Data in this exercise:
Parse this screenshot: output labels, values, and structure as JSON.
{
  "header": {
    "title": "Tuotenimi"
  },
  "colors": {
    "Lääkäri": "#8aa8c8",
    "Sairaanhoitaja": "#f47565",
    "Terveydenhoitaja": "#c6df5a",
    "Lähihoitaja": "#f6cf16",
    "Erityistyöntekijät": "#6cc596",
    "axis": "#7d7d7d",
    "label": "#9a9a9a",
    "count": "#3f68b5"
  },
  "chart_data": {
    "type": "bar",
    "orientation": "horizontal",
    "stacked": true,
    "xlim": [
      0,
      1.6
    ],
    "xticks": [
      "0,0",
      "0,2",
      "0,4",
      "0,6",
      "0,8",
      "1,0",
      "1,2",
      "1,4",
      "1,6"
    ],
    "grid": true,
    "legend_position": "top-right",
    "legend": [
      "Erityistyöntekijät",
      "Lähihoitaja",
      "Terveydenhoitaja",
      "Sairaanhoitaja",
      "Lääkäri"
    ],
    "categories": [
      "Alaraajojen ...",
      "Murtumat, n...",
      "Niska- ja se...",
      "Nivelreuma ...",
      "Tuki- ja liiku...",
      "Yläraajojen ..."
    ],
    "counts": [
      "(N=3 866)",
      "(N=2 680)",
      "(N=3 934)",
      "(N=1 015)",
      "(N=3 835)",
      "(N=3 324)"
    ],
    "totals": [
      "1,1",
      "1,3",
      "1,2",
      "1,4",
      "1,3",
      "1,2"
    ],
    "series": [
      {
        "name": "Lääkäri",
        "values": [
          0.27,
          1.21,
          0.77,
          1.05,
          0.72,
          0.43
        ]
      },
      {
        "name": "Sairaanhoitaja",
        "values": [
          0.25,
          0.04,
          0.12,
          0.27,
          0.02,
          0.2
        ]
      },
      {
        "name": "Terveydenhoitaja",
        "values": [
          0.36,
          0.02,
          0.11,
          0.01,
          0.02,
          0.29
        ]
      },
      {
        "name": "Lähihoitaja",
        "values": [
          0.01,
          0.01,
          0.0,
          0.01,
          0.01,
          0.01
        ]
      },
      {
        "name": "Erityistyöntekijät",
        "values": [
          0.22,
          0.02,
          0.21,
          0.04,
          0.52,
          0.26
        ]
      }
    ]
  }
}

---

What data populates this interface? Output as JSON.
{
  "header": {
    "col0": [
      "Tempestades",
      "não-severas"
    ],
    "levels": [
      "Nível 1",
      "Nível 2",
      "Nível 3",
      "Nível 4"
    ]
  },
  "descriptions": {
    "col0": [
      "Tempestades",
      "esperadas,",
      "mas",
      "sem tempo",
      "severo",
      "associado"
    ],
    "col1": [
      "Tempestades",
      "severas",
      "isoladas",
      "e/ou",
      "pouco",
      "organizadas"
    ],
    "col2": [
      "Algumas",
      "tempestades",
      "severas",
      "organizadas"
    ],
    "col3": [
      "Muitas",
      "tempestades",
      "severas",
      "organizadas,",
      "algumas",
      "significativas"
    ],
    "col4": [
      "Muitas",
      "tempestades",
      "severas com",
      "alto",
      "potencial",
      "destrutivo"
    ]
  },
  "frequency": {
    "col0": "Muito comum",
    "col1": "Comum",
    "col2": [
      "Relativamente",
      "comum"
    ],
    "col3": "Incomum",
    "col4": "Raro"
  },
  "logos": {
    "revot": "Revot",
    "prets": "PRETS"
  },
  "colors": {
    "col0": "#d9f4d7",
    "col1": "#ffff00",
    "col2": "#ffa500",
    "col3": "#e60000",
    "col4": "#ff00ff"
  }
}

Do this: For each line in the data above that contains the string "Lääkäri", extract the line.

Problem solution:
    "Lääkäri": "#8aa8c8",
      "Lääkäri"
        "name": "Lääkäri",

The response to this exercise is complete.